> AIM OF THE EXERCISE
Print every line of the records below as it stands, leaving out the pictures.

<<<<

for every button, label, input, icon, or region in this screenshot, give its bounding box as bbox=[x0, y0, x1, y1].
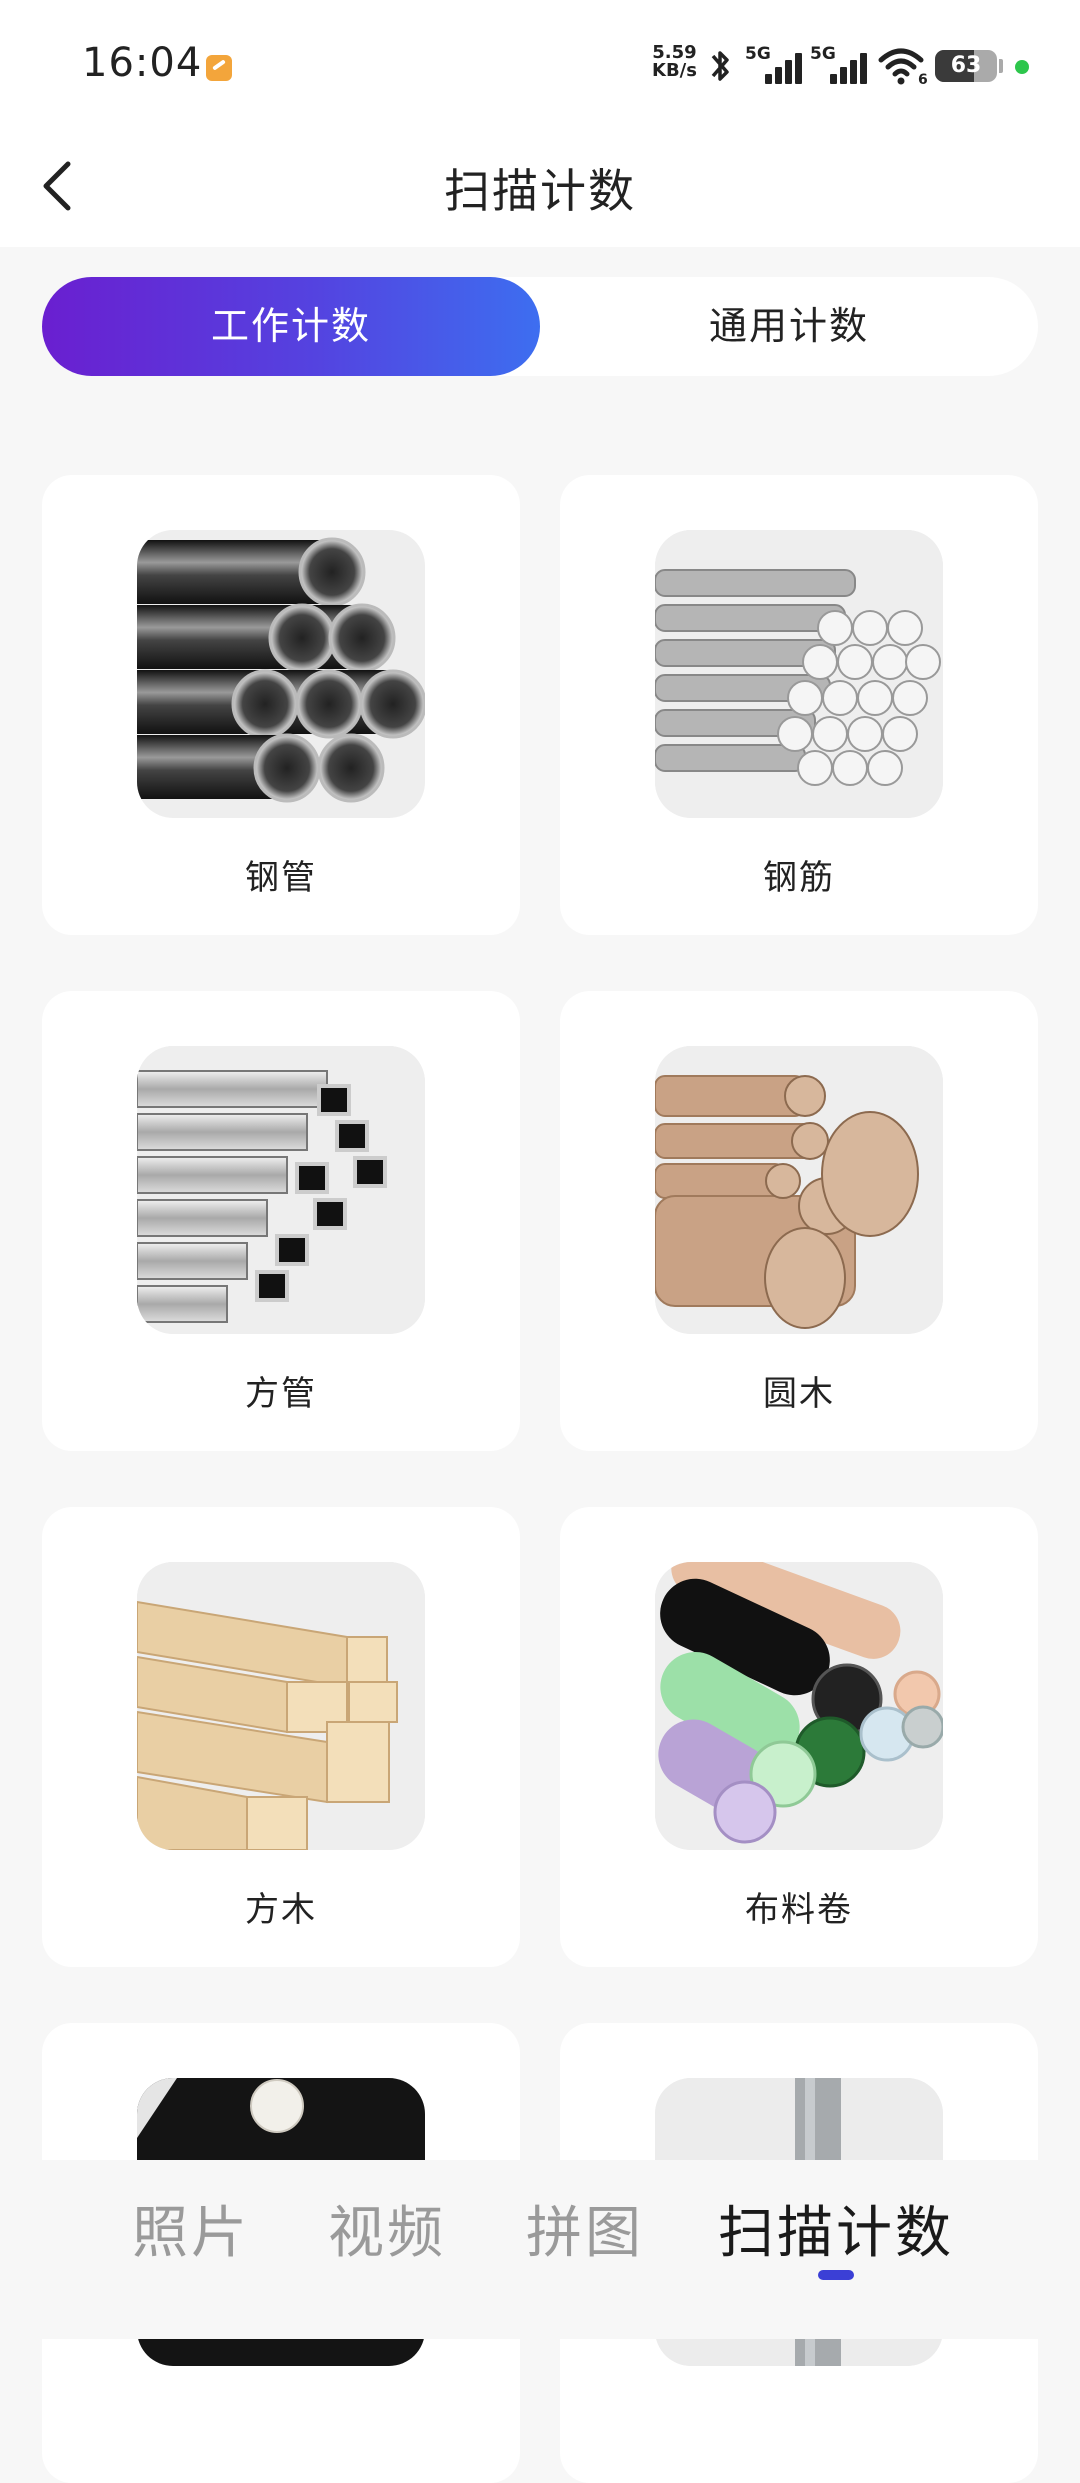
category-label: 钢管 bbox=[245, 858, 317, 898]
category-grid: 钢管 钢筋 方管 圆木 方木 布料卷 bbox=[0, 0, 1080, 2483]
category-label: 圆木 bbox=[763, 1374, 835, 1414]
fabric-roll-image bbox=[655, 1562, 943, 1850]
nav-tab-collage[interactable]: 拼图 bbox=[526, 2188, 644, 2269]
nav-tab-scan-count[interactable]: 扫描计数 bbox=[718, 2188, 954, 2269]
category-card-round-wood[interactable]: 圆木 bbox=[560, 991, 1038, 1451]
bottom-navigation: 照片 视频 拼图 扫描计数 bbox=[0, 2160, 1080, 2339]
round-wood-image bbox=[655, 1046, 943, 1334]
category-card-square-tube[interactable]: 方管 bbox=[42, 991, 520, 1451]
square-wood-image bbox=[137, 1562, 425, 1850]
nav-tab-photos[interactable]: 照片 bbox=[132, 2188, 250, 2269]
nav-active-indicator bbox=[818, 2270, 854, 2280]
steel-pipe-image bbox=[137, 530, 425, 818]
category-card-square-wood[interactable]: 方木 bbox=[42, 1507, 520, 1967]
category-label: 钢筋 bbox=[763, 858, 835, 898]
category-label: 方管 bbox=[245, 1374, 317, 1414]
category-label: 布料卷 bbox=[745, 1890, 853, 1930]
category-card-rebar[interactable]: 钢筋 bbox=[560, 475, 1038, 935]
category-card-steel-pipe[interactable]: 钢管 bbox=[42, 475, 520, 935]
rebar-image bbox=[655, 530, 943, 818]
category-label: 方木 bbox=[245, 1890, 317, 1930]
category-card-fabric-roll[interactable]: 布料卷 bbox=[560, 1507, 1038, 1967]
nav-tab-videos[interactable]: 视频 bbox=[328, 2188, 446, 2269]
square-tube-image bbox=[137, 1046, 425, 1334]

>>>>

> RESPONSE TO THIS EXERCISE
for every button, label, input, icon, or region in this screenshot, give its bounding box as bbox=[x0, y0, x1, y1].
category-label: 钢管 bbox=[245, 858, 317, 898]
category-grid: 钢管 钢筋 方管 圆木 方木 布料卷 bbox=[0, 0, 1080, 2483]
category-label: 圆木 bbox=[763, 1374, 835, 1414]
fabric-roll-image bbox=[655, 1562, 943, 1850]
nav-tab-collage[interactable]: 拼图 bbox=[526, 2188, 644, 2269]
nav-tab-scan-count[interactable]: 扫描计数 bbox=[718, 2188, 954, 2269]
category-card-round-wood[interactable]: 圆木 bbox=[560, 991, 1038, 1451]
bottom-navigation: 照片 视频 拼图 扫描计数 bbox=[0, 2160, 1080, 2339]
round-wood-image bbox=[655, 1046, 943, 1334]
category-card-square-tube[interactable]: 方管 bbox=[42, 991, 520, 1451]
square-wood-image bbox=[137, 1562, 425, 1850]
nav-tab-photos[interactable]: 照片 bbox=[132, 2188, 250, 2269]
nav-active-indicator bbox=[818, 2270, 854, 2280]
steel-pipe-image bbox=[137, 530, 425, 818]
category-card-square-wood[interactable]: 方木 bbox=[42, 1507, 520, 1967]
category-label: 钢筋 bbox=[763, 858, 835, 898]
category-label: 方管 bbox=[245, 1374, 317, 1414]
category-label: 布料卷 bbox=[745, 1890, 853, 1930]
category-card-rebar[interactable]: 钢筋 bbox=[560, 475, 1038, 935]
category-card-steel-pipe[interactable]: 钢管 bbox=[42, 475, 520, 935]
rebar-image bbox=[655, 530, 943, 818]
category-label: 方木 bbox=[245, 1890, 317, 1930]
category-card-fabric-roll[interactable]: 布料卷 bbox=[560, 1507, 1038, 1967]
nav-tab-videos[interactable]: 视频 bbox=[328, 2188, 446, 2269]
square-tube-image bbox=[137, 1046, 425, 1334]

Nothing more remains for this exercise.